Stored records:
## start
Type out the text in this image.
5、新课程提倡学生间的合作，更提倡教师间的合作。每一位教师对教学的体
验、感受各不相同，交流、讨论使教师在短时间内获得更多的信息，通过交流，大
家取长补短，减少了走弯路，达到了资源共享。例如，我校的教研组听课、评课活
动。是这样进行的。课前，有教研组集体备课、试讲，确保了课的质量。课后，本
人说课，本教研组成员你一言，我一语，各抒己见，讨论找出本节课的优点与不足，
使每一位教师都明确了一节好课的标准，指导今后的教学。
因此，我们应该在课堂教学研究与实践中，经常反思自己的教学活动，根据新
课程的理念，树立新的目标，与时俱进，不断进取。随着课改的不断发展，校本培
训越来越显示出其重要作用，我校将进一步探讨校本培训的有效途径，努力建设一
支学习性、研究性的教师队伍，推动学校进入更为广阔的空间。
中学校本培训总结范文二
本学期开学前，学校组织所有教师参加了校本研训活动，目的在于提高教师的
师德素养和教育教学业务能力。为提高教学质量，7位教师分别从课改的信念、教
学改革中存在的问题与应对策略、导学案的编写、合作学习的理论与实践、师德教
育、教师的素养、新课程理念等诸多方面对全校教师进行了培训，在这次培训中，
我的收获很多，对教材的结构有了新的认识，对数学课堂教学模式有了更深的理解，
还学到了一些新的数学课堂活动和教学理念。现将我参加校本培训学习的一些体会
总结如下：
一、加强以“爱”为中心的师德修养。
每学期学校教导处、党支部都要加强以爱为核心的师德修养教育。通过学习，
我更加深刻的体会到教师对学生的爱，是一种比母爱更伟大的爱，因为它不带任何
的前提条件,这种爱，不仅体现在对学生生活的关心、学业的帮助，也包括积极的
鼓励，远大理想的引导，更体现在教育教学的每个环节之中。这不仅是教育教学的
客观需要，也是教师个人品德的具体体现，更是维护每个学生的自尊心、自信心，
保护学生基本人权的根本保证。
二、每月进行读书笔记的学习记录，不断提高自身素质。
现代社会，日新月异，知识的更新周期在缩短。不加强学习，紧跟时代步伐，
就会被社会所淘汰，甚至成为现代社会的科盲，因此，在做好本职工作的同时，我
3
## end
- WHAT NEEDS TO BE DONE -
Your task is to reproduce the whole listing exactly.

- RESPONSE -
Type out the text in this image.
5、新课程提倡学生间的合作，更提倡教师间的合作。每一位教师对教学的体
验、感受各不相同，交流、讨论使教师在短时间内获得更多的信息，通过交流，大
家取长补短，减少了走弯路，达到了资源共享。例如，我校的教研组听课、评课活
动。是这样进行的。课前，有教研组集体备课、试讲，确保了课的质量。课后，本
人说课，本教研组成员你一言，我一语，各抒己见，讨论找出本节课的优点与不足，
使每一位教师都明确了一节好课的标准，指导今后的教学。
因此，我们应该在课堂教学研究与实践中，经常反思自己的教学活动，根据新
课程的理念，树立新的目标，与时俱进，不断进取。随着课改的不断发展，校本培
训越来越显示出其重要作用，我校将进一步探讨校本培训的有效途径，努力建设一
支学习性、研究性的教师队伍，推动学校进入更为广阔的空间。
中学校本培训总结范文二
本学期开学前，学校组织所有教师参加了校本研训活动，目的在于提高教师的
师德素养和教育教学业务能力。为提高教学质量，7位教师分别从课改的信念、教
学改革中存在的问题与应对策略、导学案的编写、合作学习的理论与实践、师德教
育、教师的素养、新课程理念等诸多方面对全校教师进行了培训，在这次培训中，
我的收获很多，对教材的结构有了新的认识，对数学课堂教学模式有了更深的理解，
还学到了一些新的数学课堂活动和教学理念。现将我参加校本培训学习的一些体会
总结如下：
一、加强以“爱”为中心的师德修养。
每学期学校教导处、党支部都要加强以爱为核心的师德修养教育。通过学习，
我更加深刻的体会到教师对学生的爱，是一种比母爱更伟大的爱，因为它不带任何
的前提条件,这种爱，不仅体现在对学生生活的关心、学业的帮助，也包括积极的
鼓励，远大理想的引导，更体现在教育教学的每个环节之中。这不仅是教育教学的
客观需要，也是教师个人品德的具体体现，更是维护每个学生的自尊心、自信心，
保护学生基本人权的根本保证。
二、每月进行读书笔记的学习记录，不断提高自身素质。
现代社会，日新月异，知识的更新周期在缩短。不加强学习，紧跟时代步伐，
就会被社会所淘汰，甚至成为现代社会的科盲，因此，在做好本职工作的同时，我
3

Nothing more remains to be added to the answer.